__Task directions__.
Each line below has to be output exactly, from first to last.

◇ ◇ ◇ ◇ ◇ ◇ ◇

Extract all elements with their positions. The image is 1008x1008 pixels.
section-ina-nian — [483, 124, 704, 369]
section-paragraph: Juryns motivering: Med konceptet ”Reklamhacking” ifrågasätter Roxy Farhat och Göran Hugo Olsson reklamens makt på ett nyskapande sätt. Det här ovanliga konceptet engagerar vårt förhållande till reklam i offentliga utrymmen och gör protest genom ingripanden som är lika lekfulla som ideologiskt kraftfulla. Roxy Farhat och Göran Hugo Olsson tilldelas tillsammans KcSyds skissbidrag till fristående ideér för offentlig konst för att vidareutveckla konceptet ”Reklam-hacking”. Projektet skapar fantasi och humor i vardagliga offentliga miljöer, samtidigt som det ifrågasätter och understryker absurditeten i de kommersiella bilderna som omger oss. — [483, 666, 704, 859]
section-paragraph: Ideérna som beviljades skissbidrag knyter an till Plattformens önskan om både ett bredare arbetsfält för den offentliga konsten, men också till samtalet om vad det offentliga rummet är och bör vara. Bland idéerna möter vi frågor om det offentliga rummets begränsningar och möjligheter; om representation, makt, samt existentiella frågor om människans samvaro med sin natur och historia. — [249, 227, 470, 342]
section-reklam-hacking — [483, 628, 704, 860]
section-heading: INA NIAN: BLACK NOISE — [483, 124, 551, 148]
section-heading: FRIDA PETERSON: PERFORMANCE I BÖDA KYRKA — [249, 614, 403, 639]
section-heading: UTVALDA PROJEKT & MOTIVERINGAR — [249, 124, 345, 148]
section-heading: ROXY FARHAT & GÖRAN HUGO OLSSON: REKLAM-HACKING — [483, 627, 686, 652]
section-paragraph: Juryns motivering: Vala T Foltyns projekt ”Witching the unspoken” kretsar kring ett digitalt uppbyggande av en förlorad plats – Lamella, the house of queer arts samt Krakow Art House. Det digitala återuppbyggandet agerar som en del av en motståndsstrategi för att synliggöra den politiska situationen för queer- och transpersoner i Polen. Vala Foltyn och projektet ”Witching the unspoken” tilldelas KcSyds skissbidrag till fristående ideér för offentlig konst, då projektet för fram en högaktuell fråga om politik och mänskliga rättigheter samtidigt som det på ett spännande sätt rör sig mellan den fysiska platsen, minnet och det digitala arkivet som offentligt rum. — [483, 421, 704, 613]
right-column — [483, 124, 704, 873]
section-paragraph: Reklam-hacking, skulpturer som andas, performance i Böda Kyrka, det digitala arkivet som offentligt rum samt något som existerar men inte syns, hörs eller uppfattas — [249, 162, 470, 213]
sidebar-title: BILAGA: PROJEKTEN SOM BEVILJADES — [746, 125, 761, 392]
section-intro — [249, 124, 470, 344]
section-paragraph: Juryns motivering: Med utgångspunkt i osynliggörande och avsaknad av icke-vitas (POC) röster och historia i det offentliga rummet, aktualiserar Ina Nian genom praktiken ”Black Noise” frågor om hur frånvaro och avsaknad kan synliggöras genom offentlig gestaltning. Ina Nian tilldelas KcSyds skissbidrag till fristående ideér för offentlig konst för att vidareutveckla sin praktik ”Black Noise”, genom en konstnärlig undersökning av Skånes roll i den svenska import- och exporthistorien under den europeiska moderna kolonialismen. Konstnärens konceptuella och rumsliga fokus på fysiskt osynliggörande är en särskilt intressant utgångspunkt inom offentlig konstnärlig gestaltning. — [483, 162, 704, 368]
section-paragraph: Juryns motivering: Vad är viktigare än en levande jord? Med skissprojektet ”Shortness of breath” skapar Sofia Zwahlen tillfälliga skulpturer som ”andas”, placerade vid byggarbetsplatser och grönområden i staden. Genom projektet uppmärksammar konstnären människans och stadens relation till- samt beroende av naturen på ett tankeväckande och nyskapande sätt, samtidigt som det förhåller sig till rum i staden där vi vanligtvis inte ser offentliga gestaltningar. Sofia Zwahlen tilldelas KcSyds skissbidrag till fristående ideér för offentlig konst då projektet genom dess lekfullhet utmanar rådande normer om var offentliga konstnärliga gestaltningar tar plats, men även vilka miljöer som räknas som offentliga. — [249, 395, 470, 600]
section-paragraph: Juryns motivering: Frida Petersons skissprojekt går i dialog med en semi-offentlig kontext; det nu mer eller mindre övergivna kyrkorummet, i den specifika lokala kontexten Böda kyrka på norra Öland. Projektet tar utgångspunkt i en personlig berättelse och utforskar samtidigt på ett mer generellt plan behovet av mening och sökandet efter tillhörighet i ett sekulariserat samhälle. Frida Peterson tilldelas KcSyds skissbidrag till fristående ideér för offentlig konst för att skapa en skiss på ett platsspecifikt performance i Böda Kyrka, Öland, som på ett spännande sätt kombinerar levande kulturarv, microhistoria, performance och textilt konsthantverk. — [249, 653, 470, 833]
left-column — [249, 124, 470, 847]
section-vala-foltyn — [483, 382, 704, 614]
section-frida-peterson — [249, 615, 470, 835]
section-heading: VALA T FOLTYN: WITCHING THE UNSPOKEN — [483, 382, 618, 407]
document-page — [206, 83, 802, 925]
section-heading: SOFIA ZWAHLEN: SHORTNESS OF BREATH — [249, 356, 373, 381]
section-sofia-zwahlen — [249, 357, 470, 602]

◇ ◇ ◇ ◇ ◇ ◇ ◇

__Reply__.
Extract all elements with their positions. The image is 1008x1008 pixels.
section-ina-nian — [483, 124, 704, 369]
section-paragraph: Juryns motivering: Med konceptet ”Reklamhacking” ifrågasätter Roxy Farhat och Göran Hugo Olsson reklamens makt på ett nyskapande sätt. Det här ovanliga konceptet engagerar vårt förhållande till reklam i offentliga utrymmen och gör protest genom ingripanden som är lika lekfulla som ideologiskt kraftfulla. Roxy Farhat och Göran Hugo Olsson tilldelas tillsammans KcSyds skissbidrag till fristående ideér för offentlig konst för att vidareutveckla konceptet ”Reklam-hacking”. Projektet skapar fantasi och humor i vardagliga offentliga miljöer, samtidigt som det ifrågasätter och understryker absurditeten i de kommersiella bilderna som omger oss. — [483, 666, 704, 859]
section-paragraph: Ideérna som beviljades skissbidrag knyter an till Plattformens önskan om både ett bredare arbetsfält för den offentliga konsten, men också till samtalet om vad det offentliga rummet är och bör vara. Bland idéerna möter vi frågor om det offentliga rummets begränsningar och möjligheter; om representation, makt, samt existentiella frågor om människans samvaro med sin natur och historia. — [249, 227, 470, 342]
section-reklam-hacking — [483, 628, 704, 860]
section-heading: INA NIAN: BLACK NOISE — [483, 124, 551, 148]
section-heading: FRIDA PETERSON: PERFORMANCE I BÖDA KYRKA — [249, 614, 403, 639]
section-heading: UTVALDA PROJEKT & MOTIVERINGAR — [249, 124, 345, 148]
section-heading: ROXY FARHAT & GÖRAN HUGO OLSSON: REKLAM-HACKING — [483, 627, 686, 652]
section-paragraph: Juryns motivering: Vala T Foltyns projekt ”Witching the unspoken” kretsar kring ett digitalt uppbyggande av en förlorad plats – Lamella, the house of queer arts samt Krakow Art House. Det digitala återuppbyggandet agerar som en del av en motståndsstrategi för att synliggöra den politiska situationen för queer- och transpersoner i Polen. Vala Foltyn och projektet ”Witching the unspoken” tilldelas KcSyds skissbidrag till fristående ideér för offentlig konst, då projektet för fram en högaktuell fråga om politik och mänskliga rättigheter samtidigt som det på ett spännande sätt rör sig mellan den fysiska platsen, minnet och det digitala arkivet som offentligt rum. — [483, 421, 704, 613]
right-column — [483, 124, 704, 873]
section-paragraph: Reklam-hacking, skulpturer som andas, performance i Böda Kyrka, det digitala arkivet som offentligt rum samt något som existerar men inte syns, hörs eller uppfattas — [249, 162, 470, 213]
sidebar-title: BILAGA: PROJEKTEN SOM BEVILJADES — [746, 125, 761, 392]
section-intro — [249, 124, 470, 344]
section-paragraph: Juryns motivering: Med utgångspunkt i osynliggörande och avsaknad av icke-vitas (POC) röster och historia i det offentliga rummet, aktualiserar Ina Nian genom praktiken ”Black Noise” frågor om hur frånvaro och avsaknad kan synliggöras genom offentlig gestaltning. Ina Nian tilldelas KcSyds skissbidrag till fristående ideér för offentlig konst för att vidareutveckla sin praktik ”Black Noise”, genom en konstnärlig undersökning av Skånes roll i den svenska import- och exporthistorien under den europeiska moderna kolonialismen. Konstnärens konceptuella och rumsliga fokus på fysiskt osynliggörande är en särskilt intressant utgångspunkt inom offentlig konstnärlig gestaltning. — [483, 162, 704, 368]
section-paragraph: Juryns motivering: Vad är viktigare än en levande jord? Med skissprojektet ”Shortness of breath” skapar Sofia Zwahlen tillfälliga skulpturer som ”andas”, placerade vid byggarbetsplatser och grönområden i staden. Genom projektet uppmärksammar konstnären människans och stadens relation till- samt beroende av naturen på ett tankeväckande och nyskapande sätt, samtidigt som det förhåller sig till rum i staden där vi vanligtvis inte ser offentliga gestaltningar. Sofia Zwahlen tilldelas KcSyds skissbidrag till fristående ideér för offentlig konst då projektet genom dess lekfullhet utmanar rådande normer om var offentliga konstnärliga gestaltningar tar plats, men även vilka miljöer som räknas som offentliga. — [249, 395, 470, 600]
section-paragraph: Juryns motivering: Frida Petersons skissprojekt går i dialog med en semi-offentlig kontext; det nu mer eller mindre övergivna kyrkorummet, i den specifika lokala kontexten Böda kyrka på norra Öland. Projektet tar utgångspunkt i en personlig berättelse och utforskar samtidigt på ett mer generellt plan behovet av mening och sökandet efter tillhörighet i ett sekulariserat samhälle. Frida Peterson tilldelas KcSyds skissbidrag till fristående ideér för offentlig konst för att skapa en skiss på ett platsspecifikt performance i Böda Kyrka, Öland, som på ett spännande sätt kombinerar levande kulturarv, microhistoria, performance och textilt konsthantverk. — [249, 653, 470, 833]
left-column — [249, 124, 470, 847]
section-vala-foltyn — [483, 382, 704, 614]
section-frida-peterson — [249, 615, 470, 835]
section-heading: VALA T FOLTYN: WITCHING THE UNSPOKEN — [483, 382, 618, 407]
document-page — [206, 83, 802, 925]
section-heading: SOFIA ZWAHLEN: SHORTNESS OF BREATH — [249, 356, 373, 381]
section-sofia-zwahlen — [249, 357, 470, 602]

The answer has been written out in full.